- _DIRECTIONS_
Below are entries to be transcribed exactly; exclude the pictures from the copy.

[Collected data entries]

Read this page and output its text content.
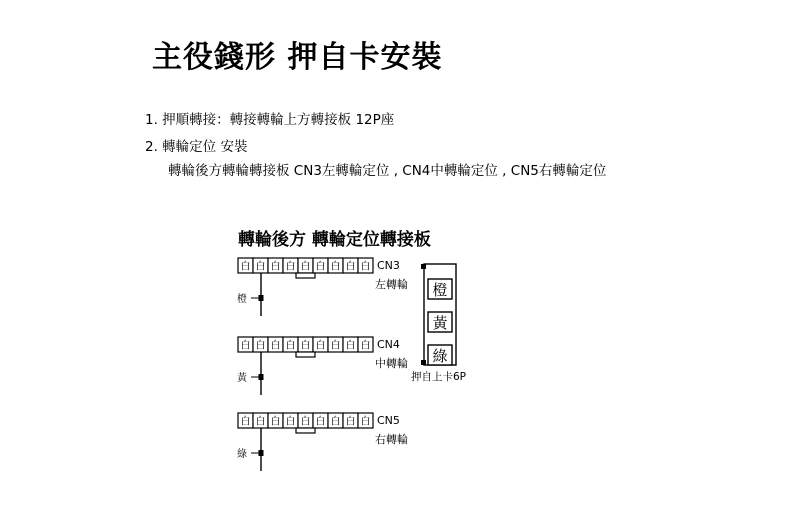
主役錢形 押自卡安裝
1. 押順轉接：轉接轉輪上方轉接板 12P座
2. 轉輪定位 安裝
轉輪後方轉輪轉接板 CN3左轉輪定位 , CN4中轉輪定位 , CN5右轉輪定位
轉輪後方 轉輪定位轉接板
白 白 白 白 白 白 白 白 白 CN3
左轉輪
橙
白 白 白 白 白 白 白 白 白 CN4
中轉輪
黃
白 白 白 白 白 白 白 白 白 CN5
右轉輪
綠
橙
黃
綠
押自上卡6P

- _TASK RESPONSE_
Read this page and output its text content.
主役錢形 押自卡安裝
1. 押順轉接：轉接轉輪上方轉接板 12P座
2. 轉輪定位 安裝
轉輪後方轉輪轉接板 CN3左轉輪定位 , CN4中轉輪定位 , CN5右轉輪定位
轉輪後方 轉輪定位轉接板
白 白 白 白 白 白 白 白 白 CN3
左轉輪
橙
白 白 白 白 白 白 白 白 白 CN4
中轉輪
黃
白 白 白 白 白 白 白 白 白 CN5
右轉輪
綠
橙
黃
綠
押自上卡6P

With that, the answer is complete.